- [Task objective]: Set down the material once more, exactly as it appears.

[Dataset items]
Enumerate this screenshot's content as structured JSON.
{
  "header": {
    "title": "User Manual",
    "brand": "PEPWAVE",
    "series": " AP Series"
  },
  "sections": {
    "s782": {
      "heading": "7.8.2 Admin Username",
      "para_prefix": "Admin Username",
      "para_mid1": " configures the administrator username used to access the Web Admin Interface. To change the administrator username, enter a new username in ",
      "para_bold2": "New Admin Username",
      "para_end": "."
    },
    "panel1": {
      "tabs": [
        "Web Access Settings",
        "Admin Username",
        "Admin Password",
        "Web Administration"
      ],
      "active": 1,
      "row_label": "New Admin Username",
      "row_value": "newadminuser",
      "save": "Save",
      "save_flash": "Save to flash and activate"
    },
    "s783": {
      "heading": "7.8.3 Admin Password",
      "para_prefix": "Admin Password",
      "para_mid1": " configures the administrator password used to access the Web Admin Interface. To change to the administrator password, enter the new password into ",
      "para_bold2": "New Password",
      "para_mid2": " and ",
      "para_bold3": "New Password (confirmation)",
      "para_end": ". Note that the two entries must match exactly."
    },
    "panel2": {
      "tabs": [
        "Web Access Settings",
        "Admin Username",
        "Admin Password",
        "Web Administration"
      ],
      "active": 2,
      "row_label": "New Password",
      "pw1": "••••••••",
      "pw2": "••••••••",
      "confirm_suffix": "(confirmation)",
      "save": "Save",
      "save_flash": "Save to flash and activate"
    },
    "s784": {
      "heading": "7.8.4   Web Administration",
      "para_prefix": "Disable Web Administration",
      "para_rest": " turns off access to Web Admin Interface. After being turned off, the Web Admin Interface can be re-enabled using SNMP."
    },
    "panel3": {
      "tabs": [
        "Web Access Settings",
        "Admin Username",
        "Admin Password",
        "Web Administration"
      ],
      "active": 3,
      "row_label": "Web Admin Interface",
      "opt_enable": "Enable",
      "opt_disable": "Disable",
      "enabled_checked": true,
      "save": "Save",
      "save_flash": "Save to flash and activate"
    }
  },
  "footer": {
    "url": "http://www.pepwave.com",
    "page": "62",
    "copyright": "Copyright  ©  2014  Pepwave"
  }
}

- [Problem solution]:
Enumerate this screenshot's content as structured JSON.
{
  "header": {
    "title": "User Manual",
    "brand": "PEPWAVE",
    "series": " AP Series"
  },
  "sections": {
    "s782": {
      "heading": "7.8.2 Admin Username",
      "para_prefix": "Admin Username",
      "para_mid1": " configures the administrator username used to access the Web Admin Interface. To change the administrator username, enter a new username in ",
      "para_bold2": "New Admin Username",
      "para_end": "."
    },
    "panel1": {
      "tabs": [
        "Web Access Settings",
        "Admin Username",
        "Admin Password",
        "Web Administration"
      ],
      "active": 1,
      "row_label": "New Admin Username",
      "row_value": "newadminuser",
      "save": "Save",
      "save_flash": "Save to flash and activate"
    },
    "s783": {
      "heading": "7.8.3 Admin Password",
      "para_prefix": "Admin Password",
      "para_mid1": " configures the administrator password used to access the Web Admin Interface. To change to the administrator password, enter the new password into ",
      "para_bold2": "New Password",
      "para_mid2": " and ",
      "para_bold3": "New Password (confirmation)",
      "para_end": ". Note that the two entries must match exactly."
    },
    "panel2": {
      "tabs": [
        "Web Access Settings",
        "Admin Username",
        "Admin Password",
        "Web Administration"
      ],
      "active": 2,
      "row_label": "New Password",
      "pw1": "••••••••",
      "pw2": "••••••••",
      "confirm_suffix": "(confirmation)",
      "save": "Save",
      "save_flash": "Save to flash and activate"
    },
    "s784": {
      "heading": "7.8.4   Web Administration",
      "para_prefix": "Disable Web Administration",
      "para_rest": " turns off access to Web Admin Interface. After being turned off, the Web Admin Interface can be re-enabled using SNMP."
    },
    "panel3": {
      "tabs": [
        "Web Access Settings",
        "Admin Username",
        "Admin Password",
        "Web Administration"
      ],
      "active": 3,
      "row_label": "Web Admin Interface",
      "opt_enable": "Enable",
      "opt_disable": "Disable",
      "enabled_checked": true,
      "save": "Save",
      "save_flash": "Save to flash and activate"
    }
  },
  "footer": {
    "url": "http://www.pepwave.com",
    "page": "62",
    "copyright": "Copyright  ©  2014  Pepwave"
  }
}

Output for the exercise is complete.